Stored items
○ ○ ○ ○ ○
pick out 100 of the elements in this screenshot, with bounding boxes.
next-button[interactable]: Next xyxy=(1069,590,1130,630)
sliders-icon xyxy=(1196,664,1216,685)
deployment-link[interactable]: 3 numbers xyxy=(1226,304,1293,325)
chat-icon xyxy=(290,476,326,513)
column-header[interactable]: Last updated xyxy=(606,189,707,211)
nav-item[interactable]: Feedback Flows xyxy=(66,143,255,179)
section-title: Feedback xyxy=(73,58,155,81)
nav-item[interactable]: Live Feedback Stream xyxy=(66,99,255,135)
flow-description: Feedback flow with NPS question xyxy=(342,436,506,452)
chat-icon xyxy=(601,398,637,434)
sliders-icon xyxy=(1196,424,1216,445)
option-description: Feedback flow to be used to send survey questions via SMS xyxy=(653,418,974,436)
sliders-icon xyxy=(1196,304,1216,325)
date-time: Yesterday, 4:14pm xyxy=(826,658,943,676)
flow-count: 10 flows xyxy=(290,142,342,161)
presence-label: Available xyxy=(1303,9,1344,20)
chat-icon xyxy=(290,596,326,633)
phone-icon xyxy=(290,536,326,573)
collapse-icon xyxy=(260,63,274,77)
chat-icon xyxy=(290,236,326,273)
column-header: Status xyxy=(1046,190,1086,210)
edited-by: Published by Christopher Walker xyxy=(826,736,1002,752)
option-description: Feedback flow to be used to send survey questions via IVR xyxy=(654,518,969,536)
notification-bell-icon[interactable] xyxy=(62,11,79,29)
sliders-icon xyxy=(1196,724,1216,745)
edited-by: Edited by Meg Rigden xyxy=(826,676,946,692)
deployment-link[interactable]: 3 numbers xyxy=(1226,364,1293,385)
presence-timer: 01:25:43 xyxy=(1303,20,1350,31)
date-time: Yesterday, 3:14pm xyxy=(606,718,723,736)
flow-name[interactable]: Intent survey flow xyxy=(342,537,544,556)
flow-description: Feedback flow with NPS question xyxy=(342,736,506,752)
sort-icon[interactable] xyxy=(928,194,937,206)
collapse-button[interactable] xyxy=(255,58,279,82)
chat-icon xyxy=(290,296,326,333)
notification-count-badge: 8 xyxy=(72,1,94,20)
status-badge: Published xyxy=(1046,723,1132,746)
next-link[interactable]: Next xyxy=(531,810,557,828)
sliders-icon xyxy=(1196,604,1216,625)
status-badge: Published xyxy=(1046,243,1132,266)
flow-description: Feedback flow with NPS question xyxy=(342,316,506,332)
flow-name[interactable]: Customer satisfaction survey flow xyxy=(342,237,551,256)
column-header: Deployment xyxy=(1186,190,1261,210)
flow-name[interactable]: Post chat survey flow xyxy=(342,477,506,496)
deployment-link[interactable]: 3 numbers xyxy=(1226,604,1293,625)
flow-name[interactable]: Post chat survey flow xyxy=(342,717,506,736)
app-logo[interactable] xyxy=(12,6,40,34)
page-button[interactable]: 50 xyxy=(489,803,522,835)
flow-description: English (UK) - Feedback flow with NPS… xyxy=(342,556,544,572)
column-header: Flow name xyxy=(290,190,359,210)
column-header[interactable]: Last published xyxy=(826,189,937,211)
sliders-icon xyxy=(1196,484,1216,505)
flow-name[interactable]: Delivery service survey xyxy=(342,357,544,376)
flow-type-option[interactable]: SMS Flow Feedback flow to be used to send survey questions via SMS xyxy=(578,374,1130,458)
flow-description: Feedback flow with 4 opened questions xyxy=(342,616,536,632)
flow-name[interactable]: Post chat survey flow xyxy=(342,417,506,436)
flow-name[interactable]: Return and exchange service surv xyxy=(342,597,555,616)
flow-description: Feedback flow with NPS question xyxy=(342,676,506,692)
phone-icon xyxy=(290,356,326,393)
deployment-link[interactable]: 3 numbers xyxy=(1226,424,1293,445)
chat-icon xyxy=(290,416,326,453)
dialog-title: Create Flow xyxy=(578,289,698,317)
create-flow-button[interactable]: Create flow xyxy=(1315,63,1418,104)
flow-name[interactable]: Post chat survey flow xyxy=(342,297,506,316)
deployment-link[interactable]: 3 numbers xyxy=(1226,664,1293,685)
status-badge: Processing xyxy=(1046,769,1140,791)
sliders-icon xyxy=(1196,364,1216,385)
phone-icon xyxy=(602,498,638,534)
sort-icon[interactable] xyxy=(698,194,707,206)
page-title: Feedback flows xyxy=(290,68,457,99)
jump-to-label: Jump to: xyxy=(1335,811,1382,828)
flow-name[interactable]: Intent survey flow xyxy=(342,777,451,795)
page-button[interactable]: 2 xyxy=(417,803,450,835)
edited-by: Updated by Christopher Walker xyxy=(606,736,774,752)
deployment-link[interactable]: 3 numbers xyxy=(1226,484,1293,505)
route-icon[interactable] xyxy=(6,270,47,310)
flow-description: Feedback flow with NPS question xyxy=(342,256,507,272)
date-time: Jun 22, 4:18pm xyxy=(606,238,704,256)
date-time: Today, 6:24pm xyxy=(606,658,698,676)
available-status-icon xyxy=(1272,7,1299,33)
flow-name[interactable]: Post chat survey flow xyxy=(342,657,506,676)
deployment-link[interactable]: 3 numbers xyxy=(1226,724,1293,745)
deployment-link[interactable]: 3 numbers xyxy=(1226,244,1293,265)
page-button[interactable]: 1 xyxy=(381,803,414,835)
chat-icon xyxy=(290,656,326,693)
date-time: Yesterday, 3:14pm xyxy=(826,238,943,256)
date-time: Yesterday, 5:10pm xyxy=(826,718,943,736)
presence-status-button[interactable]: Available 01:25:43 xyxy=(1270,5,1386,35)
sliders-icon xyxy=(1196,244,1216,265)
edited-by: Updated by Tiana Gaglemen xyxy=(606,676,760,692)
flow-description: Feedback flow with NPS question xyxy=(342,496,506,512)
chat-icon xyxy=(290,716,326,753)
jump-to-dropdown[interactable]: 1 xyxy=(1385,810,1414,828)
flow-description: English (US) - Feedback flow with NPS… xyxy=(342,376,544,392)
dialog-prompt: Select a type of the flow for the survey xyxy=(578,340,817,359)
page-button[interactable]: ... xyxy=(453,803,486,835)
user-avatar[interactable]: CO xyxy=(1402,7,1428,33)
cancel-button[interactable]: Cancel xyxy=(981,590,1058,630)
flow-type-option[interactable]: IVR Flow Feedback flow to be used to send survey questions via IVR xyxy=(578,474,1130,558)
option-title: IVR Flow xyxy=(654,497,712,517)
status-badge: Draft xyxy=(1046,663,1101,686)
○ ○ ○ ○ ○
Copy out the stretch from the start of the items through the line containing "column-header[interactable]: Last updated", with both ends included.

◆ **WRITTEN ANSWER**
pick out 100 of the elements in this screenshot, with bounding boxes.
next-button[interactable]: Next xyxy=(1069,590,1130,630)
sliders-icon xyxy=(1196,664,1216,685)
deployment-link[interactable]: 3 numbers xyxy=(1226,304,1293,325)
chat-icon xyxy=(290,476,326,513)
column-header[interactable]: Last updated xyxy=(606,189,707,211)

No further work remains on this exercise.